Work to do.
Copy the listing below exactly as it stands, line for line.

Extracted records.
(begin)

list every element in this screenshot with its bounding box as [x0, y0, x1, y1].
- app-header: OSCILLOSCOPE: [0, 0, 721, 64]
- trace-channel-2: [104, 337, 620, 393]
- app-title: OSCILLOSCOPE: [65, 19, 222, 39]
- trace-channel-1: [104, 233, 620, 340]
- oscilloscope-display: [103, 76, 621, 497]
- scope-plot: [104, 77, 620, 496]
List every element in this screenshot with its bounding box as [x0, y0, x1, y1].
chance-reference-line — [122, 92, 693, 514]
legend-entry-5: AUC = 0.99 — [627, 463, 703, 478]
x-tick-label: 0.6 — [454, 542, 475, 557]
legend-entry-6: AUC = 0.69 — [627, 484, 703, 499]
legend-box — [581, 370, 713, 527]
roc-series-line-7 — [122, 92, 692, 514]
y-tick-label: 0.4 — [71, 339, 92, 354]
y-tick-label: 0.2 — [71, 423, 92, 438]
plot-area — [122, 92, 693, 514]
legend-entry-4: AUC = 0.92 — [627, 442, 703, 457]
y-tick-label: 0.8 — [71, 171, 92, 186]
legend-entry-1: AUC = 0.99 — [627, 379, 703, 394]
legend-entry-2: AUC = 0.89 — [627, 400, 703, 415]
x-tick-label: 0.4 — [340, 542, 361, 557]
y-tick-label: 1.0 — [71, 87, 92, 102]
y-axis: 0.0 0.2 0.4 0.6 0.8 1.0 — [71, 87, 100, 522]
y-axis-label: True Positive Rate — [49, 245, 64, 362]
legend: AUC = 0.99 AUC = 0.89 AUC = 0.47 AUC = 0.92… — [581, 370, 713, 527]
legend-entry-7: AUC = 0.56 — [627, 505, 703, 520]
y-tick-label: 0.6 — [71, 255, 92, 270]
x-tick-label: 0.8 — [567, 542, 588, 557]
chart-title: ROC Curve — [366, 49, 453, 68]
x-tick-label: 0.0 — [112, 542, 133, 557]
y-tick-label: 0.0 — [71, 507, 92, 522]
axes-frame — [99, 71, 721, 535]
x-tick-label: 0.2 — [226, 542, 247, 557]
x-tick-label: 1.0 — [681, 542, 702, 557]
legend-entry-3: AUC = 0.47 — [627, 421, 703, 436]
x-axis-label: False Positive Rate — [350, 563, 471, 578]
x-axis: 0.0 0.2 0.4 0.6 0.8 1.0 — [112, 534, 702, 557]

(end)

Final result.
list every element in this screenshot with its bounding box as [x0, y0, x1, y1].
- app-header: OSCILLOSCOPE: [0, 0, 721, 64]
- trace-channel-2: [104, 337, 620, 393]
- app-title: OSCILLOSCOPE: [65, 19, 222, 39]
- trace-channel-1: [104, 233, 620, 340]
- oscilloscope-display: [103, 76, 621, 497]
- scope-plot: [104, 77, 620, 496]
List every element in this screenshot with its bounding box as [x0, y0, x1, y1].
chance-reference-line — [122, 92, 693, 514]
legend-entry-5: AUC = 0.99 — [627, 463, 703, 478]
x-tick-label: 0.6 — [454, 542, 475, 557]
legend-entry-6: AUC = 0.69 — [627, 484, 703, 499]
legend-box — [581, 370, 713, 527]
roc-series-line-7 — [122, 92, 692, 514]
y-tick-label: 0.4 — [71, 339, 92, 354]
y-tick-label: 0.2 — [71, 423, 92, 438]
plot-area — [122, 92, 693, 514]
legend-entry-4: AUC = 0.92 — [627, 442, 703, 457]
y-tick-label: 0.8 — [71, 171, 92, 186]
legend-entry-1: AUC = 0.99 — [627, 379, 703, 394]
legend-entry-2: AUC = 0.89 — [627, 400, 703, 415]
x-tick-label: 0.4 — [340, 542, 361, 557]
y-tick-label: 1.0 — [71, 87, 92, 102]
y-axis: 0.0 0.2 0.4 0.6 0.8 1.0 — [71, 87, 100, 522]
y-axis-label: True Positive Rate — [49, 245, 64, 362]
legend: AUC = 0.99 AUC = 0.89 AUC = 0.47 AUC = 0.92… — [581, 370, 713, 527]
legend-entry-7: AUC = 0.56 — [627, 505, 703, 520]
y-tick-label: 0.6 — [71, 255, 92, 270]
x-tick-label: 0.8 — [567, 542, 588, 557]
chart-title: ROC Curve — [366, 49, 453, 68]
x-tick-label: 0.0 — [112, 542, 133, 557]
y-tick-label: 0.0 — [71, 507, 92, 522]
axes-frame — [99, 71, 721, 535]
x-tick-label: 0.2 — [226, 542, 247, 557]
x-tick-label: 1.0 — [681, 542, 702, 557]
legend-entry-3: AUC = 0.47 — [627, 421, 703, 436]
x-axis-label: False Positive Rate — [350, 563, 471, 578]
x-axis: 0.0 0.2 0.4 0.6 0.8 1.0 — [112, 534, 702, 557]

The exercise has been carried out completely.